* [What you will do] Find every line in the records below that holds the word "CANSINO", and copy each one.
════════
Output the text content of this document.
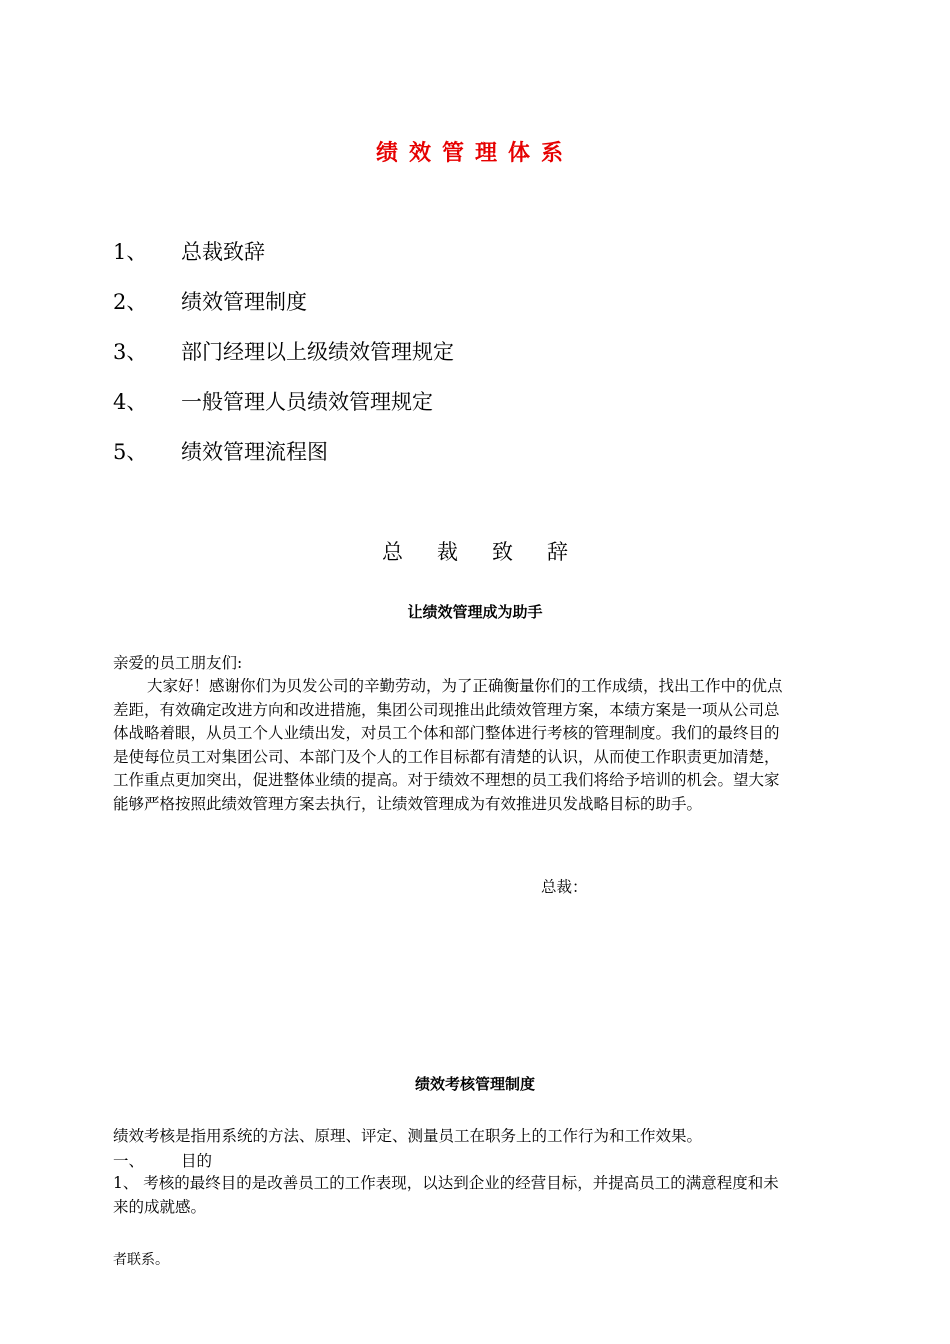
绩效管理体系
1、 总裁致辞
2、 绩效管理制度
3、 部门经理以上级绩效管理规定
4、 一般管理人员绩效管理规定
5、 绩效管理流程图
总裁致辞
让绩效管理成为助手
亲爱的员工朋友们:
大家好！感谢你们为贝发公司的辛勤劳动，为了正确衡量你们的工作成绩，找出工作中的优点
差距，有效确定改进方向和改进措施，集团公司现推出此绩效管理方案，本绩方案是一项从公司总
体战略着眼，从员工个人业绩出发，对员工个体和部门整体进行考核的管理制度。我们的最终目的
是使每位员工对集团公司、本部门及个人的工作目标都有清楚的认识，从而使工作职责更加清楚，
工作重点更加突出，促进整体业绩的提高。对于绩效不理想的员工我们将给予培训的机会。望大家
能够严格按照此绩效管理方案去执行，让绩效管理成为有效推进贝发战略目标的助手。
总裁：
绩效考核管理制度
绩效考核是指用系统的方法、原理、评定、测量员工在职务上的工作行为和工作效果。
一、 目的
1、 考核的最终目的是改善员工的工作表现，以达到企业的经营目标，并提高员工的满意程度和未
来的成就感。
者联系。
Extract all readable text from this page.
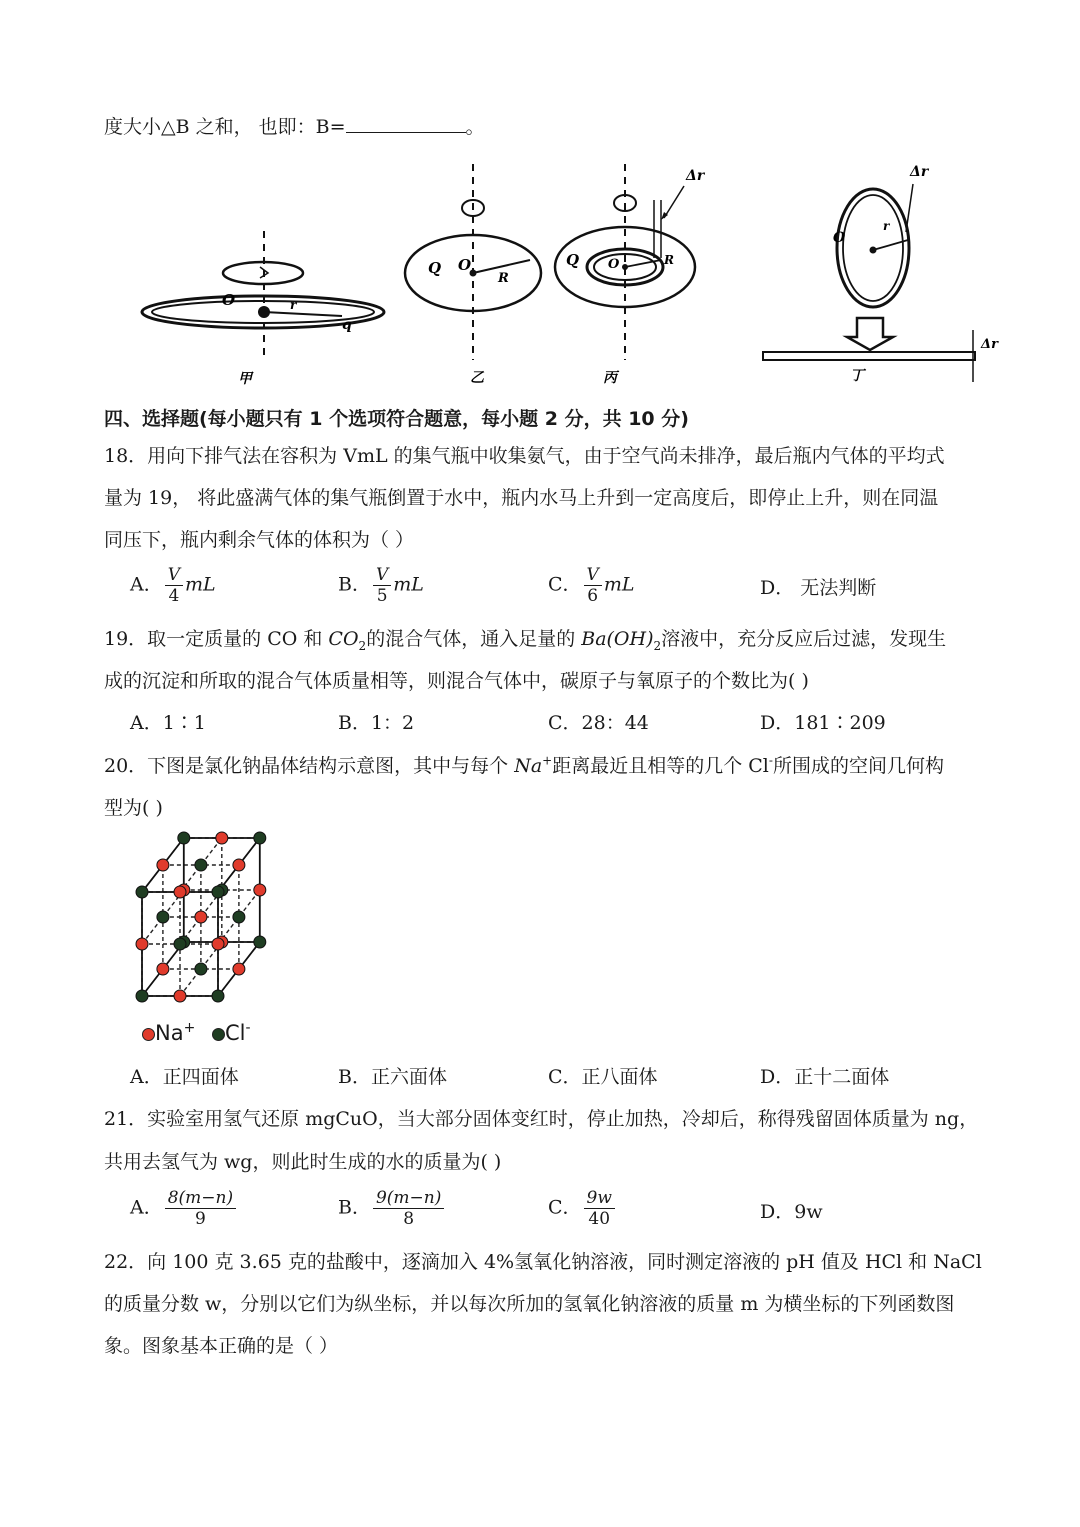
度大小△B 之和， 也即：B=	。
O	r
q
甲
Q O
R
乙
Δr
Q O	R
丙
Δr
O
r
Δr
丁
四、选择题(每小题只有 1 个选项符合题意，每小题 2 分，共 10 分)
18．用向下排气法在容积为 VmL 的集气瓶中收集氨气，由于空气尚未排净，最后瓶内气体的平均式
量为 19， 将此盛满气体的集气瓶倒置于水中，瓶内水马上升到一定高度后，即停止上升，则在同温
同压下，瓶内剩余气体的体积为（ ）
A． $\frac{V}{4}$ mL	B． $\frac{V}{5}$ mL	C． $\frac{V}{6}$ mL	D． 无法判断
19．取一定质量的 CO 和 $CO_2$的混合气体，通入足量的 $Ba(OH)_2$溶液中，充分反应后过滤，发现生
成的沉淀和所取的混合气体质量相等，则混合气体中，碳原子与氧原子的个数比为( )
A．1∶1	B．1：2	C．28：44	D．181∶209
20．下图是氯化钠晶体结构示意图，其中与每个 Na+距离最近且相等的几个 Cl-所围成的空间几何构
型为( )
Na+ Cl-
A．正四面体	B．正六面体	C．正八面体	D．正十二面体
21．实验室用氢气还原 mgCuO，当大部分固体变红时，停止加热，冷却后，称得残留固体质量为 ng，
共用去氢气为 wg，则此时生成的水的质量为( )
A． $\frac{8(m-n)}{9}$	B． $\frac{9(m-n)}{8}$	C． $\frac{9w}{40}$	D．9w
22．向 100 克 3.65 克的盐酸中，逐滴加入 4%氢氧化钠溶液，同时测定溶液的 pH 值及 HCl 和 NaCl
的质量分数 w，分别以它们为纵坐标，并以每次所加的氢氧化钠溶液的质量 m 为横坐标的下列函数图
象。图象基本正确的是（ ）
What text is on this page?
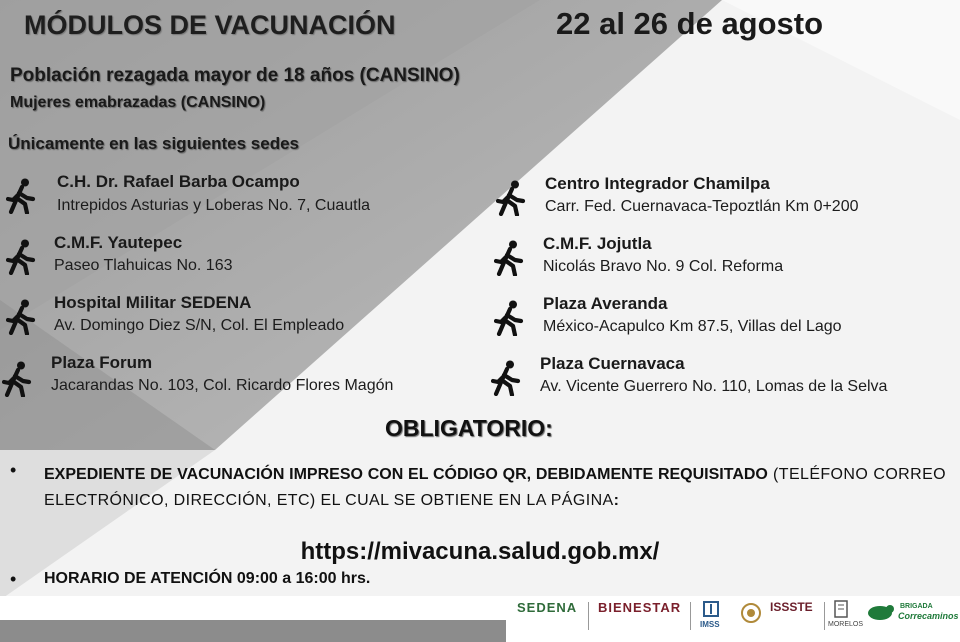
MÓDULOS DE VACUNACIÓN	22 al 26 de agosto
Población rezagada mayor de 18 años (CANSINO)
Mujeres emabrazadas (CANSINO)
Únicamente en las siguientes sedes
C.H. Dr. Rafael Barba Ocampo
Intrepidos Asturias y Loberas No. 7, Cuautla
C.M.F. Yautepec
Paseo Tlahuicas No. 163
Hospital Militar SEDENA
Av. Domingo Diez S/N, Col. El Empleado
Plaza Forum
Jacarandas No. 103, Col. Ricardo Flores Magón
Centro Integrador Chamilpa
Carr. Fed. Cuernavaca-Tepoztlán Km 0+200
C.M.F. Jojutla
Nicolás Bravo No. 9 Col. Reforma
Plaza Averanda
México-Acapulco Km 87.5, Villas del Lago
Plaza Cuernavaca
Av. Vicente Guerrero No. 110, Lomas de la Selva
OBLIGATORIO:
• EXPEDIENTE DE VACUNACIÓN IMPRESO CON EL CÓDIGO QR, DEBIDAMENTE REQUISITADO (TELÉFONO CORREO ELECTRÓNICO, DIRECCIÓN, ETC) EL CUAL SE OBTIENE EN LA PÁGINA:
https://mivacuna.salud.gob.mx/
• HORARIO DE ATENCIÓN 09:00 a 16:00 hrs.
SEDENA BIENESTAR
IMSS
ISSSTE
MORELOS
BRIGADA
Correcaminos
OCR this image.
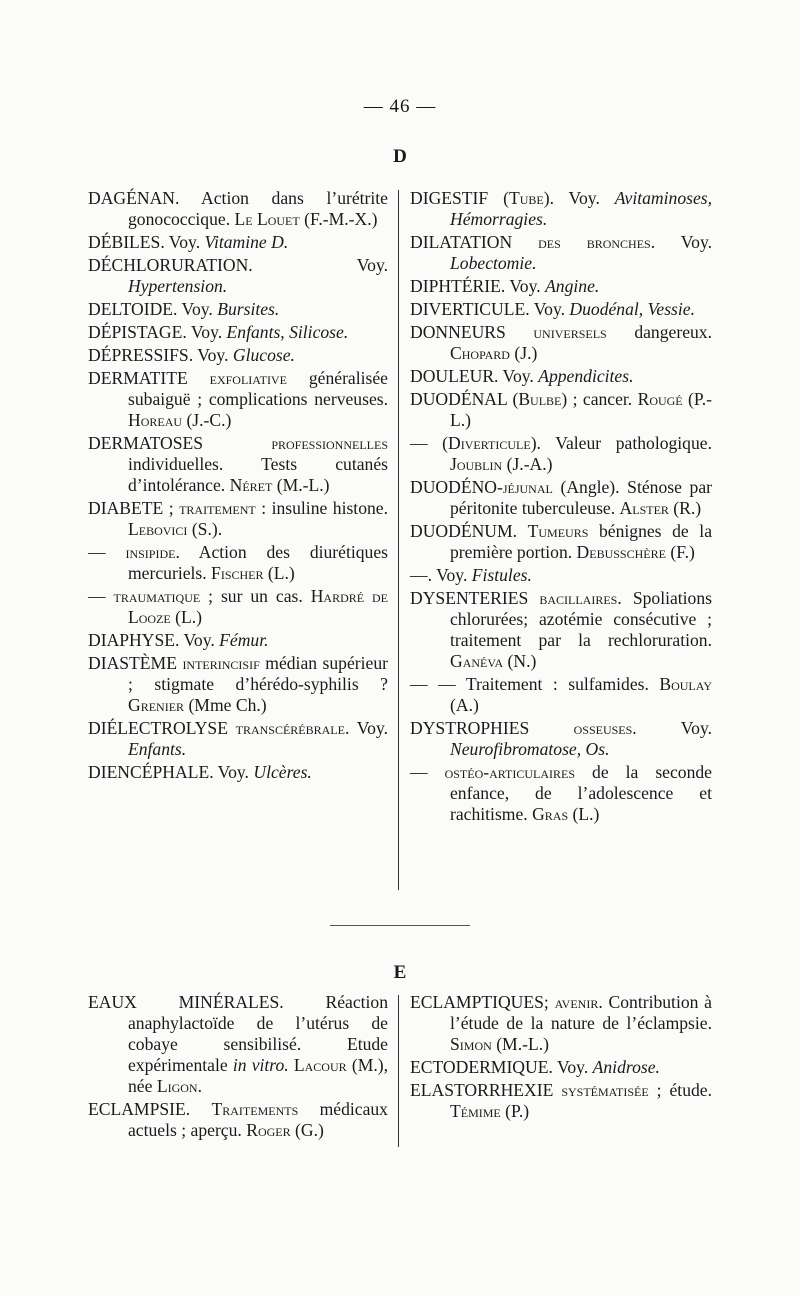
— 46 —
D
DAGÉNAN. Action dans l’urétrite gonococcique. Le Louet (F.-M.-X.)
DÉBILES. Voy. Vitamine D.
DÉCHLORURATION. Voy. Hypertension.
DELTOIDE. Voy. Bursites.
DÉPISTAGE. Voy. Enfants, Silicose.
DÉPRESSIFS. Voy. Glucose.
DERMATITE exfoliative généralisée subaiguë ; complications nerveuses. Horeau (J.-C.)
DERMATOSES professionnelles individuelles. Tests cutanés d’intolérance. Néret (M.-L.)
DIABETE ; traitement : insuline histone. Lebovici (S.).
— insipide. Action des diurétiques mercuriels. Fischer (L.)
— traumatique ; sur un cas. Hardré de Looze (L.)
DIAPHYSE. Voy. Fémur.
DIASTÈME interincisif médian supérieur ; stigmate d’hérédo-syphilis ? Grenier (Mme Ch.)
DIÉLECTROLYSE transcérébrale. Voy. Enfants.
DIENCÉPHALE. Voy. Ulcères.
DIGESTIF (Tube). Voy. Avitaminoses, Hémorragies.
DILATATION des bronches. Voy. Lobectomie.
DIPHTÉRIE. Voy. Angine.
DIVERTICULE. Voy. Duodénal, Vessie.
DONNEURS universels dangereux. Chopard (J.)
DOULEUR. Voy. Appendicites.
DUODÉNAL (Bulbe) ; cancer. Rougé (P.-L.)
— (Diverticule). Valeur pathologique. Joublin (J.-A.)
DUODÉNO-jéjunal (Angle). Sténose par péritonite tuberculeuse. Alster (R.)
DUODÉNUM. Tumeurs bénignes de la première portion. Debusschère (F.)
—. Voy. Fistules.
DYSENTERIES bacillaires. Spoliations chlorurées; azotémie consécutive ; traitement par la rechloruration. Ganéva (N.)
— — Traitement : sulfamides. Boulay (A.)
DYSTROPHIES osseuses. Voy. Neurofibromatose, Os.
— ostéo-articulaires de la seconde enfance, de l’adolescence et rachitisme. Gras (L.)
E
EAUX MINÉRALES. Réaction anaphylactoïde de l’utérus de cobaye sensibilisé. Etude expérimentale in vitro. Lacour (M.), née Ligon.
ECLAMPSIE. Traitements médicaux actuels ; aperçu. Roger (G.)
ECLAMPTIQUES; avenir. Contribution à l’étude de la nature de l’éclampsie. Simon (M.-L.)
ECTODERMIQUE. Voy. Anidrose.
ELASTORRHEXIE systématisée ; étude. Témime (P.)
════════
* [Written answer]
Población rezagada mayor de 18 años (CANSINO)
Mujeres emabrazadas (CANSINO)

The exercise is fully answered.